* [EXERCISE DIRECTIONS] Copy every line of the material below word for word, keeping its order, spelling and punctuation unchanged.

* [ENTRIES SHOWN]
**********
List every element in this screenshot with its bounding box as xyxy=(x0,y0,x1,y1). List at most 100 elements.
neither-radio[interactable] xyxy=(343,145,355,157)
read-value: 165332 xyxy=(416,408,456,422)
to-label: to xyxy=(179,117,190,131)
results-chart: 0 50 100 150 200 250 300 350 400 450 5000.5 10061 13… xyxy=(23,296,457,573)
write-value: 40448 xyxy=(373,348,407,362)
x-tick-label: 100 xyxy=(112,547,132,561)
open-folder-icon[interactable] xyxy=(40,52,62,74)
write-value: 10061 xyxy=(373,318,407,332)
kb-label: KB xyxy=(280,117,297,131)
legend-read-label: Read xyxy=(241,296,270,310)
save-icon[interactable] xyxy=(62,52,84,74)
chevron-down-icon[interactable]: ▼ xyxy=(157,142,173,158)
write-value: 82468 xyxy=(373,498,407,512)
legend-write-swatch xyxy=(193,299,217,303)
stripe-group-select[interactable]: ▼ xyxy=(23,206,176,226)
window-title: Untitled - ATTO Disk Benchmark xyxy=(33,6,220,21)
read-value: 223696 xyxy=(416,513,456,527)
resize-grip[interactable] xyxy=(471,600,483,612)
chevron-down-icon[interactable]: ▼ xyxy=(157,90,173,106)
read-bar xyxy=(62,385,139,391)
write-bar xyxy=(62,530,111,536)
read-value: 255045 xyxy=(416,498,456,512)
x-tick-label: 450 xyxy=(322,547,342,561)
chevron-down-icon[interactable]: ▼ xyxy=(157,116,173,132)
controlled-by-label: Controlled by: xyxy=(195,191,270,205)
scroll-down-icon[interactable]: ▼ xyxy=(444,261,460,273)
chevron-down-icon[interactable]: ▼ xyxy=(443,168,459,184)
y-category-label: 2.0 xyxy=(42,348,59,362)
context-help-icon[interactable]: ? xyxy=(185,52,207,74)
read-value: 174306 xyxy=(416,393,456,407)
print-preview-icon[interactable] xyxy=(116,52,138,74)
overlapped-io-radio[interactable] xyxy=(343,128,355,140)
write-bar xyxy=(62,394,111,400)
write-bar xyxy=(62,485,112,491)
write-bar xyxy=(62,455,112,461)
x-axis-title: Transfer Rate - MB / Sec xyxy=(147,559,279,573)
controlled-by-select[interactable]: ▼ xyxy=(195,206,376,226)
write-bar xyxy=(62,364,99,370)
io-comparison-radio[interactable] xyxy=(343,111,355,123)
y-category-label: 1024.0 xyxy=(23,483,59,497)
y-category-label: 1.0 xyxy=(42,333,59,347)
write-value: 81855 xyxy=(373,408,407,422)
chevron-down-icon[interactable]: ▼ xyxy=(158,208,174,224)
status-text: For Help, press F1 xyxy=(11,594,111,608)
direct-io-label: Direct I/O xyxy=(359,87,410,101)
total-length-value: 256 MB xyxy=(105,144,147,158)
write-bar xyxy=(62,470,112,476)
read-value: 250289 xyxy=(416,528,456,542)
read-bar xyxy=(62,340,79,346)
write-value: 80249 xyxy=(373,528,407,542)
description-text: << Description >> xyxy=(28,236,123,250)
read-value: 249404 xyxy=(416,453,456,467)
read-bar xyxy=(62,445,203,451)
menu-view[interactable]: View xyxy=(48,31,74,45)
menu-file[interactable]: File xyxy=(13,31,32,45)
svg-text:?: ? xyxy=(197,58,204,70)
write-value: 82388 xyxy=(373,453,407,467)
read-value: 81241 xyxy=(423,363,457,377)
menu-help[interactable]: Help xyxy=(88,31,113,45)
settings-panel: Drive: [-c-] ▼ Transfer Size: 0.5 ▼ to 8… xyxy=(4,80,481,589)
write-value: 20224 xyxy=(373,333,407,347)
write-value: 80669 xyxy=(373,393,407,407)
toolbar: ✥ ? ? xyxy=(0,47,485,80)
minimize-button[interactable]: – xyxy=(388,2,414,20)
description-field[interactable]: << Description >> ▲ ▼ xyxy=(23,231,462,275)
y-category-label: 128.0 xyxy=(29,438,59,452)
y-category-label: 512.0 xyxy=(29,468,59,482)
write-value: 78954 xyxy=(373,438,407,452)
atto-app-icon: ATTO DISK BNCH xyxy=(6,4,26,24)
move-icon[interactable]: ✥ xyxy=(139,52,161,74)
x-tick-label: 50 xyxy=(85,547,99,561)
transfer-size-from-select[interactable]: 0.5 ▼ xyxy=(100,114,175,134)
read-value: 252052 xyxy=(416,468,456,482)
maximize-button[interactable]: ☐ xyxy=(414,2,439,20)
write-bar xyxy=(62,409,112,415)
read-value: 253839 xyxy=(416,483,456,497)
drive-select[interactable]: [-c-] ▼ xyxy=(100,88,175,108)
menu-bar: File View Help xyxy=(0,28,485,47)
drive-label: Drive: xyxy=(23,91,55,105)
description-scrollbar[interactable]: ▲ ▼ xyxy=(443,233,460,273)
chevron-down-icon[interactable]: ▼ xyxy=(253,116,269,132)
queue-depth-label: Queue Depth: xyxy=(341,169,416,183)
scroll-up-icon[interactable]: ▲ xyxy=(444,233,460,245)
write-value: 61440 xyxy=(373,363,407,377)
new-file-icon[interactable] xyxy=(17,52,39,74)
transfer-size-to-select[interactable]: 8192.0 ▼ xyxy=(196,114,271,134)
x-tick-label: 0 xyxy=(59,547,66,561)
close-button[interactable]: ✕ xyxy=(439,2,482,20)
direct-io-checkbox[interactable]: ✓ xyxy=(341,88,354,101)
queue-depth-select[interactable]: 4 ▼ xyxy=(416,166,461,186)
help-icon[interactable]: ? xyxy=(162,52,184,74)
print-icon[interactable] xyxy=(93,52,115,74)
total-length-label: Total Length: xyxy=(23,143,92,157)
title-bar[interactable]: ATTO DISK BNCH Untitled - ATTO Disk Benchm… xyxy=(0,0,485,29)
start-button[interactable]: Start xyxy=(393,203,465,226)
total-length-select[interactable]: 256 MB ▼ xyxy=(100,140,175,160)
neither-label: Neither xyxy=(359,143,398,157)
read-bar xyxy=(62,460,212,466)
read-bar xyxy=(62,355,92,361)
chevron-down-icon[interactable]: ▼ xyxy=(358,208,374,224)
**********
* [SOLUTION]
List every element in this screenshot with its bounding box as xyxy=(x0,y0,x1,y1). List at most 100 elements.
neither-radio[interactable] xyxy=(343,145,355,157)
read-value: 165332 xyxy=(416,408,456,422)
to-label: to xyxy=(179,117,190,131)
results-chart: 0 50 100 150 200 250 300 350 400 450 5000.5 10061 13… xyxy=(23,296,457,573)
write-value: 40448 xyxy=(373,348,407,362)
x-tick-label: 100 xyxy=(112,547,132,561)
open-folder-icon[interactable] xyxy=(40,52,62,74)
write-value: 10061 xyxy=(373,318,407,332)
kb-label: KB xyxy=(280,117,297,131)
legend-read-label: Read xyxy=(241,296,270,310)
save-icon[interactable] xyxy=(62,52,84,74)
chevron-down-icon[interactable]: ▼ xyxy=(157,142,173,158)
write-value: 82468 xyxy=(373,498,407,512)
legend-write-swatch xyxy=(193,299,217,303)
stripe-group-select[interactable]: ▼ xyxy=(23,206,176,226)
window-title: Untitled - ATTO Disk Benchmark xyxy=(33,6,220,21)
read-value: 223696 xyxy=(416,513,456,527)
resize-grip[interactable] xyxy=(471,600,483,612)
chevron-down-icon[interactable]: ▼ xyxy=(157,90,173,106)
read-bar xyxy=(62,385,139,391)
write-bar xyxy=(62,530,111,536)
read-value: 255045 xyxy=(416,498,456,512)
x-tick-label: 450 xyxy=(322,547,342,561)
chevron-down-icon[interactable]: ▼ xyxy=(157,116,173,132)
controlled-by-label: Controlled by: xyxy=(195,191,270,205)
scroll-down-icon[interactable]: ▼ xyxy=(444,261,460,273)
chevron-down-icon[interactable]: ▼ xyxy=(443,168,459,184)
y-category-label: 2.0 xyxy=(42,348,59,362)
context-help-icon[interactable]: ? xyxy=(185,52,207,74)
read-value: 174306 xyxy=(416,393,456,407)
print-preview-icon[interactable] xyxy=(116,52,138,74)
overlapped-io-radio[interactable] xyxy=(343,128,355,140)
write-bar xyxy=(62,394,111,400)
write-bar xyxy=(62,485,112,491)
write-bar xyxy=(62,455,112,461)
x-axis-title: Transfer Rate - MB / Sec xyxy=(147,559,279,573)
controlled-by-select[interactable]: ▼ xyxy=(195,206,376,226)
write-bar xyxy=(62,364,99,370)
io-comparison-radio[interactable] xyxy=(343,111,355,123)
y-category-label: 1024.0 xyxy=(23,483,59,497)
y-category-label: 1.0 xyxy=(42,333,59,347)
write-value: 81855 xyxy=(373,408,407,422)
chevron-down-icon[interactable]: ▼ xyxy=(158,208,174,224)
status-text: For Help, press F1 xyxy=(11,594,111,608)
direct-io-label: Direct I/O xyxy=(359,87,410,101)
total-length-value: 256 MB xyxy=(105,144,147,158)
write-bar xyxy=(62,470,112,476)
read-value: 250289 xyxy=(416,528,456,542)
read-bar xyxy=(62,340,79,346)
write-value: 80249 xyxy=(373,528,407,542)
description-text: << Description >> xyxy=(28,236,123,250)
read-value: 249404 xyxy=(416,453,456,467)
read-bar xyxy=(62,445,203,451)
menu-view[interactable]: View xyxy=(48,31,74,45)
menu-file[interactable]: File xyxy=(13,31,32,45)
svg-text:?: ? xyxy=(197,58,204,70)
write-value: 82388 xyxy=(373,453,407,467)
read-value: 81241 xyxy=(423,363,457,377)
menu-help[interactable]: Help xyxy=(88,31,113,45)
settings-panel: Drive: [-c-] ▼ Transfer Size: 0.5 ▼ to 8… xyxy=(4,80,481,589)
write-value: 20224 xyxy=(373,333,407,347)
write-value: 80669 xyxy=(373,393,407,407)
toolbar: ✥ ? ? xyxy=(0,47,485,80)
minimize-button[interactable]: – xyxy=(388,2,414,20)
description-field[interactable]: << Description >> ▲ ▼ xyxy=(23,231,462,275)
y-category-label: 128.0 xyxy=(29,438,59,452)
y-category-label: 512.0 xyxy=(29,468,59,482)
write-value: 78954 xyxy=(373,438,407,452)
atto-app-icon: ATTO DISK BNCH xyxy=(6,4,26,24)
move-icon[interactable]: ✥ xyxy=(139,52,161,74)
x-tick-label: 50 xyxy=(85,547,99,561)
transfer-size-from-select[interactable]: 0.5 ▼ xyxy=(100,114,175,134)
read-value: 252052 xyxy=(416,468,456,482)
maximize-button[interactable]: ☐ xyxy=(414,2,439,20)
write-bar xyxy=(62,409,112,415)
read-value: 253839 xyxy=(416,483,456,497)
drive-select[interactable]: [-c-] ▼ xyxy=(100,88,175,108)
menu-bar: File View Help xyxy=(0,28,485,47)
drive-label: Drive: xyxy=(23,91,55,105)
description-scrollbar[interactable]: ▲ ▼ xyxy=(443,233,460,273)
chevron-down-icon[interactable]: ▼ xyxy=(253,116,269,132)
queue-depth-label: Queue Depth: xyxy=(341,169,416,183)
scroll-up-icon[interactable]: ▲ xyxy=(444,233,460,245)
write-value: 61440 xyxy=(373,363,407,377)
new-file-icon[interactable] xyxy=(17,52,39,74)
transfer-size-to-select[interactable]: 8192.0 ▼ xyxy=(196,114,271,134)
x-tick-label: 0 xyxy=(59,547,66,561)
close-button[interactable]: ✕ xyxy=(439,2,482,20)
direct-io-checkbox[interactable]: ✓ xyxy=(341,88,354,101)
queue-depth-select[interactable]: 4 ▼ xyxy=(416,166,461,186)
help-icon[interactable]: ? xyxy=(162,52,184,74)
print-icon[interactable] xyxy=(93,52,115,74)
total-length-label: Total Length: xyxy=(23,143,92,157)
title-bar[interactable]: ATTO DISK BNCH Untitled - ATTO Disk Benchm… xyxy=(0,0,485,29)
start-button[interactable]: Start xyxy=(393,203,465,226)
total-length-select[interactable]: 256 MB ▼ xyxy=(100,140,175,160)
neither-label: Neither xyxy=(359,143,398,157)
read-bar xyxy=(62,460,212,466)
read-bar xyxy=(62,355,92,361)
chevron-down-icon[interactable]: ▼ xyxy=(358,208,374,224)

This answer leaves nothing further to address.